● GOAL:
Beneath this task is a listing; retype all of it exactly.

● RECORDS TO USE:
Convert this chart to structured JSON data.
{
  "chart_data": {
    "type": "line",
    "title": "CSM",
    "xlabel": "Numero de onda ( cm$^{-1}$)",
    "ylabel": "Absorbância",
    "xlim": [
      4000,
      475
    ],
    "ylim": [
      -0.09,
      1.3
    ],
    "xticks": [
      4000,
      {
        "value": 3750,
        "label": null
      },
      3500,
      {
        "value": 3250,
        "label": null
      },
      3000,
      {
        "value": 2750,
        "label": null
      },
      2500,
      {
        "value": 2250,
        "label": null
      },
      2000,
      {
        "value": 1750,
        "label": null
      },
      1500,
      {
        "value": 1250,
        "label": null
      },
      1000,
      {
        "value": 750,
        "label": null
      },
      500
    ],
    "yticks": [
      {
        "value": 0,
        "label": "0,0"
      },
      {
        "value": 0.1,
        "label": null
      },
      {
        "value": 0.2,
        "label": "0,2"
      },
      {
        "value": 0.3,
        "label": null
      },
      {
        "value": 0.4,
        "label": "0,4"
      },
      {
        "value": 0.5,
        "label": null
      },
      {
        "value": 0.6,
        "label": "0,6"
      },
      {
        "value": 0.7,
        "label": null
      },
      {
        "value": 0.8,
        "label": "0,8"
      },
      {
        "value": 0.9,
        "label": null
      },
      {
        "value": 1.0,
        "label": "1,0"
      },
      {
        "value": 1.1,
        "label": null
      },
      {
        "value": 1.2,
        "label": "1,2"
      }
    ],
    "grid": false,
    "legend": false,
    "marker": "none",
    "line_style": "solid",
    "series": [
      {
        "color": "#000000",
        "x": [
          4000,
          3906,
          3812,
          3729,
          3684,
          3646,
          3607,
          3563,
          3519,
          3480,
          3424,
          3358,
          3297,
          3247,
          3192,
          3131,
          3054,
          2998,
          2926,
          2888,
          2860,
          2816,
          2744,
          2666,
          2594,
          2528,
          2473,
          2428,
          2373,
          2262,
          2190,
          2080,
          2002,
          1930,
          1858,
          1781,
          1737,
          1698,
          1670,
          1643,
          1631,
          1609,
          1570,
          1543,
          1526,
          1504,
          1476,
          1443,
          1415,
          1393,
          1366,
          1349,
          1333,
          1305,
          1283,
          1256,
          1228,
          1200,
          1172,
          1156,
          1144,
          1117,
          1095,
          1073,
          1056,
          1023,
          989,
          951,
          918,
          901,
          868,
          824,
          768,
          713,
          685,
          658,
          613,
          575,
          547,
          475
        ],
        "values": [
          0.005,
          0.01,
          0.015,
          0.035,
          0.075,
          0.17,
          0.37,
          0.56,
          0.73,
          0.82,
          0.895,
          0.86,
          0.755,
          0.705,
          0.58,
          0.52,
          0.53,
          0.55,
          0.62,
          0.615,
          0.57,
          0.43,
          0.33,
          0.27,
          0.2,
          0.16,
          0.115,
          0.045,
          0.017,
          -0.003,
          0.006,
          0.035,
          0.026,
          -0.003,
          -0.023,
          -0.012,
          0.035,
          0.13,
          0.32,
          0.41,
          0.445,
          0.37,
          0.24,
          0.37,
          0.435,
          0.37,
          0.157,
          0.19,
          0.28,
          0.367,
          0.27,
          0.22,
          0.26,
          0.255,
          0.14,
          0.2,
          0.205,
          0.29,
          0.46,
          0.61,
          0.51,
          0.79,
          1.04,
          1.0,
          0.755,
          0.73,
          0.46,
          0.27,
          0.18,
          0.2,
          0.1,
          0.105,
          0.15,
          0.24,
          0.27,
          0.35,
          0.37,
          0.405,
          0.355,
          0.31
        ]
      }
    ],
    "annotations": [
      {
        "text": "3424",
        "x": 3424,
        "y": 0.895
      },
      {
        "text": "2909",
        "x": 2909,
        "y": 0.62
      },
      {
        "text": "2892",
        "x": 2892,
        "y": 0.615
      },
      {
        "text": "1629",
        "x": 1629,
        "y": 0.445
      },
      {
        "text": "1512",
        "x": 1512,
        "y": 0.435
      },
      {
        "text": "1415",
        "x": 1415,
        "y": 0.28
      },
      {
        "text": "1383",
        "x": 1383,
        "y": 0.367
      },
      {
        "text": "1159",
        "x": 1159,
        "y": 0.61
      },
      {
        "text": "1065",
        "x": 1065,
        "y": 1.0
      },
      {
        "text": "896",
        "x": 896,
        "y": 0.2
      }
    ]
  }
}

● THE SOLUTION:
Convert this chart to structured JSON data.
{
  "chart_data": {
    "type": "line",
    "title": "CSM",
    "xlabel": "Numero de onda ( cm$^{-1}$)",
    "ylabel": "Absorbância",
    "xlim": [
      4000,
      475
    ],
    "ylim": [
      -0.09,
      1.3
    ],
    "xticks": [
      4000,
      {
        "value": 3750,
        "label": null
      },
      3500,
      {
        "value": 3250,
        "label": null
      },
      3000,
      {
        "value": 2750,
        "label": null
      },
      2500,
      {
        "value": 2250,
        "label": null
      },
      2000,
      {
        "value": 1750,
        "label": null
      },
      1500,
      {
        "value": 1250,
        "label": null
      },
      1000,
      {
        "value": 750,
        "label": null
      },
      500
    ],
    "yticks": [
      {
        "value": 0,
        "label": "0,0"
      },
      {
        "value": 0.1,
        "label": null
      },
      {
        "value": 0.2,
        "label": "0,2"
      },
      {
        "value": 0.3,
        "label": null
      },
      {
        "value": 0.4,
        "label": "0,4"
      },
      {
        "value": 0.5,
        "label": null
      },
      {
        "value": 0.6,
        "label": "0,6"
      },
      {
        "value": 0.7,
        "label": null
      },
      {
        "value": 0.8,
        "label": "0,8"
      },
      {
        "value": 0.9,
        "label": null
      },
      {
        "value": 1.0,
        "label": "1,0"
      },
      {
        "value": 1.1,
        "label": null
      },
      {
        "value": 1.2,
        "label": "1,2"
      }
    ],
    "grid": false,
    "legend": false,
    "marker": "none",
    "line_style": "solid",
    "series": [
      {
        "color": "#000000",
        "x": [
          4000,
          3906,
          3812,
          3729,
          3684,
          3646,
          3607,
          3563,
          3519,
          3480,
          3424,
          3358,
          3297,
          3247,
          3192,
          3131,
          3054,
          2998,
          2926,
          2888,
          2860,
          2816,
          2744,
          2666,
          2594,
          2528,
          2473,
          2428,
          2373,
          2262,
          2190,
          2080,
          2002,
          1930,
          1858,
          1781,
          1737,
          1698,
          1670,
          1643,
          1631,
          1609,
          1570,
          1543,
          1526,
          1504,
          1476,
          1443,
          1415,
          1393,
          1366,
          1349,
          1333,
          1305,
          1283,
          1256,
          1228,
          1200,
          1172,
          1156,
          1144,
          1117,
          1095,
          1073,
          1056,
          1023,
          989,
          951,
          918,
          901,
          868,
          824,
          768,
          713,
          685,
          658,
          613,
          575,
          547,
          475
        ],
        "values": [
          0.005,
          0.01,
          0.015,
          0.035,
          0.075,
          0.17,
          0.37,
          0.56,
          0.73,
          0.82,
          0.895,
          0.86,
          0.755,
          0.705,
          0.58,
          0.52,
          0.53,
          0.55,
          0.62,
          0.615,
          0.57,
          0.43,
          0.33,
          0.27,
          0.2,
          0.16,
          0.115,
          0.045,
          0.017,
          -0.003,
          0.006,
          0.035,
          0.026,
          -0.003,
          -0.023,
          -0.012,
          0.035,
          0.13,
          0.32,
          0.41,
          0.445,
          0.37,
          0.24,
          0.37,
          0.435,
          0.37,
          0.157,
          0.19,
          0.28,
          0.367,
          0.27,
          0.22,
          0.26,
          0.255,
          0.14,
          0.2,
          0.205,
          0.29,
          0.46,
          0.61,
          0.51,
          0.79,
          1.04,
          1.0,
          0.755,
          0.73,
          0.46,
          0.27,
          0.18,
          0.2,
          0.1,
          0.105,
          0.15,
          0.24,
          0.27,
          0.35,
          0.37,
          0.405,
          0.355,
          0.31
        ]
      }
    ],
    "annotations": [
      {
        "text": "3424",
        "x": 3424,
        "y": 0.895
      },
      {
        "text": "2909",
        "x": 2909,
        "y": 0.62
      },
      {
        "text": "2892",
        "x": 2892,
        "y": 0.615
      },
      {
        "text": "1629",
        "x": 1629,
        "y": 0.445
      },
      {
        "text": "1512",
        "x": 1512,
        "y": 0.435
      },
      {
        "text": "1415",
        "x": 1415,
        "y": 0.28
      },
      {
        "text": "1383",
        "x": 1383,
        "y": 0.367
      },
      {
        "text": "1159",
        "x": 1159,
        "y": 0.61
      },
      {
        "text": "1065",
        "x": 1065,
        "y": 1.0
      },
      {
        "text": "896",
        "x": 896,
        "y": 0.2
      }
    ]
  }
}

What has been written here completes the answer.